# Impossible d'ouvrir les PDF avec Firefox 12.0



## Bernini (1 Mai 2012)

Bonjour,

Jusqu'à présent, je n'avais aucun problème pour ouvrir un document PDF avec Firefox. Je pense qu'en raison d'une mise à niveau, il m'est désormais impossible d'ouvrir un document PDF. Lorsque je clique sur un lien menant vers un PDF, la page reste blanche. J'aimerais bien non seulement retrouver la capacité de lire le PDF dans le navigateur, mais aussi pouvoir l'enregistrer sous ce format sur mon Mac.

Merci d'avance pour vos réponses.


----------



## bompi (1 Mai 2012)

Il existe des plug-ins pour Firefox qui permettent de visualiser des PDF.


----------



## edd72 (1 Mai 2012)

En fait, avant: FF proposait la boite d'ouverture/téléchargement.
Maintenant, il tente d'ouvrir lui même l'objet application/pdf, ce qui se traduit par une page blanche.

J'imagine que Bernini ne veut pas de plugin de lecture dans le navigateur mais le comportement "comme avant".


----------



## subsole (1 Mai 2012)

Bonjour,
J'utilise Safari, comme cela je ne me pose pas la question. 
Sinon sur Lion, FF 12 après les avoir DL  automatiquement" ouvre les fichiers PDF avec Aperçu par défaut .


----------



## thebiglebowsky (1 Mai 2012)

Tu vas dans les préférences de Firefox - Applications - et pour les types de contenu faisant référence à Adobe ou pdf, tu choisis du côté des actions "utiliser Adobe Reader" ... chez moi ça a marché !
Bien entendu, j'avais au préalable téléchargé Adobe Reader !
J'espère que ca va marcher pour toi !


----------



## edd72 (1 Mai 2012)

Alternative (pourquoi Adobe Reader?? Aperçu -natif- lit les PDF): tu vas dans les modules complémentaires (shift+cmd+a) -> plugins -> et tu désactives Adobe Acrobat NPAPI Plugin
(tu as surement Acrobat d'installé -via Adobe CS5 ou autre- et donc ce plugin qui est la cause du soucis avec FF12)


----------



## icelander (3 Mai 2012)

thebiglebowsky a dit:


> Tu vas dans les préférences de Firefox - Applications - et pour les types de contenu faisant référence à Adobe ou pdf, tu choisis du côté des actions "utiliser Adobe Reader" ... chez moi ça a marché !
> Bien entendu, j'avais au préalable téléchargé Adobe Reader !
> J'espère que ca va marcher pour toi !



Moi aussi celà ne fonctionnait plus depuis les dernières versions de firefox. Merci beaucoup, grace à ta solution tout est rentré dans l'ordre


----------



## Jules Durondin (24 Janvier 2013)

thebiglebowsky a dit:


> Tu vas dans les préférences de Firefox - Applications - et pour les types de contenu faisant référence à Adobe ou pdf, tu choisis du côté des actions "utiliser Adobe Reader" ... chez moi ça a marché !
> Bien entendu, j'avais au préalable téléchargé Adobe Reader !
> J'espère que ca va marcher pour toi !



Salut à tous,

J'ai le même problème, j'ai essayé cette manip' mais aucun contenu ne fait référence à Adobe ou à du PDF dans le menu "Application".

Quelqu'un aurait une idée, je suis un peu désespéré là, d'autant que ce sont des documents pour des cours que je dois télécharger.

D'avance merci.

Jules


----------

:::

## CONSIGNE 1:
Reproduisez le passage de la discussion sur les PDF dans Firefox, de « ## subsole (1 » à « par défaut . ».
## CONSIGNE 2:
Répondez brièvement d'après la discussion sur les PDF dans Firefox :
(a) Selon edd72, qu'obtient-on quand Firefox tente d'ouvrir lui-même l'objet application/pdf ?
(b) Quel navigateur subsole dit-il utiliser ?
(c) Quel plugin edd72 propose-t-il de désactiver ?

## EXTRAIT DES DONNÉES:

:::

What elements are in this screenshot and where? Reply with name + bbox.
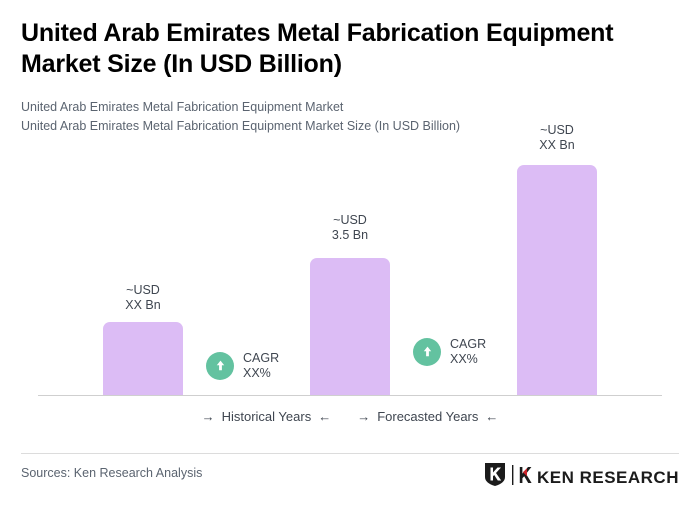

:::

## RÉPONSE ATTENDUE 1:
## subsole (1 Mai 2012)

Bonjour,
J'utilise Safari, comme cela je ne me pose pas la question. 
Sinon sur Lion, FF 12 après les avoir DL  automatiquement" ouvre les fichiers PDF avec Aperçu par défaut .

## RÉPONSE ATTENDUE 2:
(a) Une page blanche.
(b) Safari.
(c) Adobe Acrobat NPAPI Plugin.